## begin THE DATA

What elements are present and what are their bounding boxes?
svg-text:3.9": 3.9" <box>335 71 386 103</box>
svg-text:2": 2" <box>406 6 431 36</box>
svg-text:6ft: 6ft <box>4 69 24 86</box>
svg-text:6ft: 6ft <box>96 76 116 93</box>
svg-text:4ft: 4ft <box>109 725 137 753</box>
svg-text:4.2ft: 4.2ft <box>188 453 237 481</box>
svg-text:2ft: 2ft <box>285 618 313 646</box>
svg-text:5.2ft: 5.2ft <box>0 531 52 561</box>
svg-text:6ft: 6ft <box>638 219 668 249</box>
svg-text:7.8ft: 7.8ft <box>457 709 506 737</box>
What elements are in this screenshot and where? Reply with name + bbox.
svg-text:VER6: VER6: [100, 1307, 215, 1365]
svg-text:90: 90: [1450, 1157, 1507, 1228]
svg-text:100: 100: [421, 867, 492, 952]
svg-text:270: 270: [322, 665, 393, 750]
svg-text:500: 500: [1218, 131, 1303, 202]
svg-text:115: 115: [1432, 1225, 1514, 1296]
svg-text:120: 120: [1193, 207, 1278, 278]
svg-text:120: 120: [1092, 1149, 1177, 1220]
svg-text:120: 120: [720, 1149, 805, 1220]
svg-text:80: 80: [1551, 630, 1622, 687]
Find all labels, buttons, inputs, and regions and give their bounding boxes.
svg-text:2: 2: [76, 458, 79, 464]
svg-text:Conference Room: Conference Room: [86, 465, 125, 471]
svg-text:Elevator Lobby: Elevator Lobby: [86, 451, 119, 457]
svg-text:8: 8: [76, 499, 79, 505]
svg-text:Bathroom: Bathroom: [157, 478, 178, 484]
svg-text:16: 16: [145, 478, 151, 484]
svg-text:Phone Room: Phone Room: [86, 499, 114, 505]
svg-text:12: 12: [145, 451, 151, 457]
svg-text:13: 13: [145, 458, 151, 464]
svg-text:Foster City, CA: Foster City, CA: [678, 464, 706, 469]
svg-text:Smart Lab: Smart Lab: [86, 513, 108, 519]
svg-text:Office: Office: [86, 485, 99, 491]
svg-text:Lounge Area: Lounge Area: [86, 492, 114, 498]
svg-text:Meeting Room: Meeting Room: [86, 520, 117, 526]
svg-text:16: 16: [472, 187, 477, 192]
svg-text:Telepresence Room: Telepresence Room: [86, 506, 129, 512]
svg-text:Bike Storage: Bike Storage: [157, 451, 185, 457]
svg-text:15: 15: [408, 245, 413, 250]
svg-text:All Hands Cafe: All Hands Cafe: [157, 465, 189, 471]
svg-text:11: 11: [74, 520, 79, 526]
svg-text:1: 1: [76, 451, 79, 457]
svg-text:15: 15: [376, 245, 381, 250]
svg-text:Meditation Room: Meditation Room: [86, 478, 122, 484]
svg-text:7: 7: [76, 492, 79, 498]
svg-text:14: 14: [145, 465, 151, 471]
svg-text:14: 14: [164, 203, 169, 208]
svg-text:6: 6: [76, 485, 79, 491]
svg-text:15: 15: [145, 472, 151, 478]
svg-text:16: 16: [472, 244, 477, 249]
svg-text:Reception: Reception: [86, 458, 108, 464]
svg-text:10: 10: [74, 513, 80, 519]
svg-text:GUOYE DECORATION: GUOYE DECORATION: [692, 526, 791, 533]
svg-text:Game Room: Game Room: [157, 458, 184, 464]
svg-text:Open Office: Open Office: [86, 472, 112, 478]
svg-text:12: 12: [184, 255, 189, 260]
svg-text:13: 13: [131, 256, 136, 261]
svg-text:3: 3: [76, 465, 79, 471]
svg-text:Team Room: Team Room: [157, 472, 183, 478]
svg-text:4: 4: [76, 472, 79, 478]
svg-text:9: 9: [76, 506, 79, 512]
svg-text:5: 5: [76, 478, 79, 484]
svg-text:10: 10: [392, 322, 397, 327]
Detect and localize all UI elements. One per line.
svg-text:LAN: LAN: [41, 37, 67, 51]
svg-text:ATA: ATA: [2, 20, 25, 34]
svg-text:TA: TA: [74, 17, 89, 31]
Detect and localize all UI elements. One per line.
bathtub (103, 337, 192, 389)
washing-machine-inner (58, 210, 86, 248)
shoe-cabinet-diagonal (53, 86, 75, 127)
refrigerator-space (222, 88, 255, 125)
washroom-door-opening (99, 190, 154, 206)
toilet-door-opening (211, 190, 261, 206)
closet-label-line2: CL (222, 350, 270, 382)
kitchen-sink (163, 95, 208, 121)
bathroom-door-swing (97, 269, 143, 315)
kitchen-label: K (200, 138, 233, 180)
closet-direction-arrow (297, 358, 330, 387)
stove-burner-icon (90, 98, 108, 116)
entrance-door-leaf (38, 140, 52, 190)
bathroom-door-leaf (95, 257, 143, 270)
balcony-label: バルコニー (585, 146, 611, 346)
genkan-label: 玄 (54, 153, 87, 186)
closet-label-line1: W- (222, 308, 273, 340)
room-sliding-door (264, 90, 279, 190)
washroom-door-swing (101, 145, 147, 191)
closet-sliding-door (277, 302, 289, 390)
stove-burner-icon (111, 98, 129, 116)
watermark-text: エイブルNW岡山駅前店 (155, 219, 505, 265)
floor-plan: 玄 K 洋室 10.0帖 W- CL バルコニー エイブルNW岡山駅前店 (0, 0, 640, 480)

## end THE DATA

### WRITTEN REQUEST
Copy out word for word everything from the start of the items down to the line containing "svg-text:All Hands Cafe: All", including that line.

### TASK OUTPUT
What elements are present and what are their bounding boxes?
svg-text:3.9": 3.9" <box>335 71 386 103</box>
svg-text:2": 2" <box>406 6 431 36</box>
svg-text:6ft: 6ft <box>4 69 24 86</box>
svg-text:6ft: 6ft <box>96 76 116 93</box>
svg-text:4ft: 4ft <box>109 725 137 753</box>
svg-text:4.2ft: 4.2ft <box>188 453 237 481</box>
svg-text:2ft: 2ft <box>285 618 313 646</box>
svg-text:5.2ft: 5.2ft <box>0 531 52 561</box>
svg-text:6ft: 6ft <box>638 219 668 249</box>
svg-text:7.8ft: 7.8ft <box>457 709 506 737</box>
What elements are in this screenshot and where? Reply with name + bbox.
svg-text:VER6: VER6: [100, 1307, 215, 1365]
svg-text:90: 90: [1450, 1157, 1507, 1228]
svg-text:100: 100: [421, 867, 492, 952]
svg-text:270: 270: [322, 665, 393, 750]
svg-text:500: 500: [1218, 131, 1303, 202]
svg-text:115: 115: [1432, 1225, 1514, 1296]
svg-text:120: 120: [1193, 207, 1278, 278]
svg-text:120: 120: [1092, 1149, 1177, 1220]
svg-text:120: 120: [720, 1149, 805, 1220]
svg-text:80: 80: [1551, 630, 1622, 687]
Find all labels, buttons, inputs, and regions and give their bounding boxes.
svg-text:2: 2: [76, 458, 79, 464]
svg-text:Conference Room: Conference Room: [86, 465, 125, 471]
svg-text:Elevator Lobby: Elevator Lobby: [86, 451, 119, 457]
svg-text:8: 8: [76, 499, 79, 505]
svg-text:Bathroom: Bathroom: [157, 478, 178, 484]
svg-text:16: 16: [145, 478, 151, 484]
svg-text:Phone Room: Phone Room: [86, 499, 114, 505]
svg-text:12: 12: [145, 451, 151, 457]
svg-text:13: 13: [145, 458, 151, 464]
svg-text:Foster City, CA: Foster City, CA: [678, 464, 706, 469]
svg-text:Smart Lab: Smart Lab: [86, 513, 108, 519]
svg-text:Office: Office: [86, 485, 99, 491]
svg-text:Lounge Area: Lounge Area: [86, 492, 114, 498]
svg-text:Meeting Room: Meeting Room: [86, 520, 117, 526]
svg-text:16: 16: [472, 187, 477, 192]
svg-text:Telepresence Room: Telepresence Room: [86, 506, 129, 512]
svg-text:Bike Storage: Bike Storage: [157, 451, 185, 457]
svg-text:15: 15: [408, 245, 413, 250]
svg-text:All Hands Cafe: All Hands Cafe: [157, 465, 189, 471]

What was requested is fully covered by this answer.